→ **TASK DIRECTIONS**
Find the number of lines below in which the word "footer" appears, and write that number only.

==========

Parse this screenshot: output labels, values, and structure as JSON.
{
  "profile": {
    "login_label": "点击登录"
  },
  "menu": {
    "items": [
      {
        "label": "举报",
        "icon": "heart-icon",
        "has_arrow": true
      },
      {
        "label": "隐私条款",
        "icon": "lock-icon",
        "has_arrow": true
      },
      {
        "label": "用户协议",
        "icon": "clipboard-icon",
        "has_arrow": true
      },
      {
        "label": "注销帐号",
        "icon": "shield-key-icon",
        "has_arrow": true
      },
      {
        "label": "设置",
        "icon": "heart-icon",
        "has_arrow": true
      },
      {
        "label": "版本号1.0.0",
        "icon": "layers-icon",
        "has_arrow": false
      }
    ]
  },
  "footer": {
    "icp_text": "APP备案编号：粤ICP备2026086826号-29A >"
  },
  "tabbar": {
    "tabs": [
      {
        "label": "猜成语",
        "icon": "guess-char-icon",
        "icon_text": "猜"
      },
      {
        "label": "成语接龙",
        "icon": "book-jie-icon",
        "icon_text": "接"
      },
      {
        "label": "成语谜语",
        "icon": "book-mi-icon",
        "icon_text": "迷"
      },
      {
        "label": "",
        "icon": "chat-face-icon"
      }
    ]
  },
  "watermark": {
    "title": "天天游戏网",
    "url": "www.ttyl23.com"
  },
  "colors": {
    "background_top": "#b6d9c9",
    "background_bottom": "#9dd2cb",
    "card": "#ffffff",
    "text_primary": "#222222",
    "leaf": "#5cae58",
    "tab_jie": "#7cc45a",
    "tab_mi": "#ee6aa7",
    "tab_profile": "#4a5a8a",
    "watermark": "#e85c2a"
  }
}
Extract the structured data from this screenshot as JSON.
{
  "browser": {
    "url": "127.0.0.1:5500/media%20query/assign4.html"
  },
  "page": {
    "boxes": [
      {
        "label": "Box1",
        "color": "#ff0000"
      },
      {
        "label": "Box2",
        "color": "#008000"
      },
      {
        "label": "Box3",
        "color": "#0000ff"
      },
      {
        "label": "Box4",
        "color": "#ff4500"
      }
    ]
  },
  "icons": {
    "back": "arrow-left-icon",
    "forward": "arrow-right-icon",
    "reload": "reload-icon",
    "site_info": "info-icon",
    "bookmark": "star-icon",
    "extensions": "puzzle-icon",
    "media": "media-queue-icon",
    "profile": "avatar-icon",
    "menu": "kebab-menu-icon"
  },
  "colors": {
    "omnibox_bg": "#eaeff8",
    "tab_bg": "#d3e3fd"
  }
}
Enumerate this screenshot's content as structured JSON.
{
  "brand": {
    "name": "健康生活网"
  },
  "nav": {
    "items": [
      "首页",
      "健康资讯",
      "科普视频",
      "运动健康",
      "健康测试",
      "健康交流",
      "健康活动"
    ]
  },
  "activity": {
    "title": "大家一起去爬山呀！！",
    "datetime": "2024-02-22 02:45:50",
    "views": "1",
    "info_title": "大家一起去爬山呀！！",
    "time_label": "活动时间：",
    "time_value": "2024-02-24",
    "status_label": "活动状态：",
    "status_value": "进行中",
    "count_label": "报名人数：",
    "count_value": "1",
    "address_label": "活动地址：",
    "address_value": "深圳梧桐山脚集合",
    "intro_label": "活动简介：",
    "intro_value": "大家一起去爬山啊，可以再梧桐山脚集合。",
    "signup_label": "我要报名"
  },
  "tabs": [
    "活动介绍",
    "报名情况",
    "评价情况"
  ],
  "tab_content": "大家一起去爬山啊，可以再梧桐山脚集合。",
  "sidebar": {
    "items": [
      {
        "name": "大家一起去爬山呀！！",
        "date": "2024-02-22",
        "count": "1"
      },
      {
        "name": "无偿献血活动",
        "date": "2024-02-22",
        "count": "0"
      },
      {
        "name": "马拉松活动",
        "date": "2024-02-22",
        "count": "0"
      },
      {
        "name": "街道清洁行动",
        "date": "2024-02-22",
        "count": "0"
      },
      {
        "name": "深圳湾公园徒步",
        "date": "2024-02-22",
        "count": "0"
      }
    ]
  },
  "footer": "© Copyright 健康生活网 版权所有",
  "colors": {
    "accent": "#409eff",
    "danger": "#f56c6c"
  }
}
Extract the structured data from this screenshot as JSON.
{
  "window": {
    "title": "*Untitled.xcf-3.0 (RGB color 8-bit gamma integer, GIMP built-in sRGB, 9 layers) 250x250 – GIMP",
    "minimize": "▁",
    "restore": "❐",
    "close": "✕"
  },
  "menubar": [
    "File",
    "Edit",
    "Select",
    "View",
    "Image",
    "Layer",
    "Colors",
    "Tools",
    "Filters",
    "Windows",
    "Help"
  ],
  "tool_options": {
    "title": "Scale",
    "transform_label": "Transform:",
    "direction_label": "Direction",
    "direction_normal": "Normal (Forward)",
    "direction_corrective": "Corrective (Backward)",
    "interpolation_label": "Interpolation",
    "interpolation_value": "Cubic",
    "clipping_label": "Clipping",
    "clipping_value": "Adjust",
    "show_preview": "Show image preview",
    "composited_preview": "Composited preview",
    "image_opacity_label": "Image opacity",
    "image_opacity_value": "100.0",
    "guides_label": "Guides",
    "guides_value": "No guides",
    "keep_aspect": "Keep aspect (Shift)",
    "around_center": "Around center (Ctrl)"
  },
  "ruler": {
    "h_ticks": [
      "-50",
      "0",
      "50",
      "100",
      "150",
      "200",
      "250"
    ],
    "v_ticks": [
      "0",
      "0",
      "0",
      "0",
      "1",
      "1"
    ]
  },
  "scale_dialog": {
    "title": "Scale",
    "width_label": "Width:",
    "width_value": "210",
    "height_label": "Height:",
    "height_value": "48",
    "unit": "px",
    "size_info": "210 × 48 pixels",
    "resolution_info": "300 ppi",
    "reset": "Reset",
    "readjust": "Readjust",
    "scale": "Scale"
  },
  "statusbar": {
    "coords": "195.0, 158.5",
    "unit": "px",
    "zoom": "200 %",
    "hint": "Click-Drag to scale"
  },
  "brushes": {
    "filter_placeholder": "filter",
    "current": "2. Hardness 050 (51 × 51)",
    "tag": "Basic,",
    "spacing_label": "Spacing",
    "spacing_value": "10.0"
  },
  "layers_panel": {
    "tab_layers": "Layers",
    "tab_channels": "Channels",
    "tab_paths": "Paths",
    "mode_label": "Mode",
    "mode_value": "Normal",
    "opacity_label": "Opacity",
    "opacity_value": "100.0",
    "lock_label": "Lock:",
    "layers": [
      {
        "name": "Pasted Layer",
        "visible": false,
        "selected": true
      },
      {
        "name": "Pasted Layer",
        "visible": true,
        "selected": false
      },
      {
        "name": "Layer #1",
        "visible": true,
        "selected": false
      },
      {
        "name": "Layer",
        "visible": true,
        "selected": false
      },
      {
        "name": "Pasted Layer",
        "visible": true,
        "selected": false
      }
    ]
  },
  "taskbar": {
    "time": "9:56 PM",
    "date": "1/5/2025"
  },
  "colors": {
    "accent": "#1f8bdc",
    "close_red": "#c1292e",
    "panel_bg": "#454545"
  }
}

==========

→ **RESULT FOR THIS TASK**
2